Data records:

————————

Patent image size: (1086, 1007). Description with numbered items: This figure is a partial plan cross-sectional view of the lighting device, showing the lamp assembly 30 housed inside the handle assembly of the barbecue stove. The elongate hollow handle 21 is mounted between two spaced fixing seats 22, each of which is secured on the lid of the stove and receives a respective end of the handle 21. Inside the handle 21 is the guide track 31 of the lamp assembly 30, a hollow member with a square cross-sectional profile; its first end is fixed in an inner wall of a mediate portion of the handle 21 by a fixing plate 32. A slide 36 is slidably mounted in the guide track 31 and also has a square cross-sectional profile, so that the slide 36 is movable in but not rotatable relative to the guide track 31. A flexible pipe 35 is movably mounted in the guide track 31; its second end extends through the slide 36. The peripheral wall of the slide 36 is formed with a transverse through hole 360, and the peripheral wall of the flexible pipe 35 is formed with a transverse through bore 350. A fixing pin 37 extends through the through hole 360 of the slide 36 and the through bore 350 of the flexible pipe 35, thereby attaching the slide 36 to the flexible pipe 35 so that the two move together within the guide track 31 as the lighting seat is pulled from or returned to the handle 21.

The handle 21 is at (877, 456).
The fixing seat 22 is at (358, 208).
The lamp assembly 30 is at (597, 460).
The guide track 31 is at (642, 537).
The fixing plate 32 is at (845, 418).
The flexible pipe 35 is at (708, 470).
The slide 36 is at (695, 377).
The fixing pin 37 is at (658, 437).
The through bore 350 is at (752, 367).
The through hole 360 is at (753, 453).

————————

* Stated exercise
Output the lines of the data word for word, from the first entry to the last.

* Answer to this problem
Patent image size: (1086, 1007). Description with numbered items: This figure is a partial plan cross-sectional view of the lighting device, showing the lamp assembly 30 housed inside the handle assembly of the barbecue stove. The elongate hollow handle 21 is mounted between two spaced fixing seats 22, each of which is secured on the lid of the stove and receives a respective end of the handle 21. Inside the handle 21 is the guide track 31 of the lamp assembly 30, a hollow member with a square cross-sectional profile; its first end is fixed in an inner wall of a mediate portion of the handle 21 by a fixing plate 32. A slide 36 is slidably mounted in the guide track 31 and also has a square cross-sectional profile, so that the slide 36 is movable in but not rotatable relative to the guide track 31. A flexible pipe 35 is movably mounted in the guide track 31; its second end extends through the slide 36. The peripheral wall of the slide 36 is formed with a transverse through hole 360, and the peripheral wall of the flexible pipe 35 is formed with a transverse through bore 350. A fixing pin 37 extends through the through hole 360 of the slide 36 and the through bore 350 of the flexible pipe 35, thereby attaching the slide 36 to the flexible pipe 35 so that the two move together within the guide track 31 as the lighting seat is pulled from or returned to the handle 21.

The handle 21 is at (877, 456).
The fixing seat 22 is at (358, 208).
The lamp assembly 30 is at (597, 460).
The guide track 31 is at (642, 537).
The fixing plate 32 is at (845, 418).
The flexible pipe 35 is at (708, 470).
The slide 36 is at (695, 377).
The fixing pin 37 is at (658, 437).
The through bore 350 is at (752, 367).
The through hole 360 is at (753, 453).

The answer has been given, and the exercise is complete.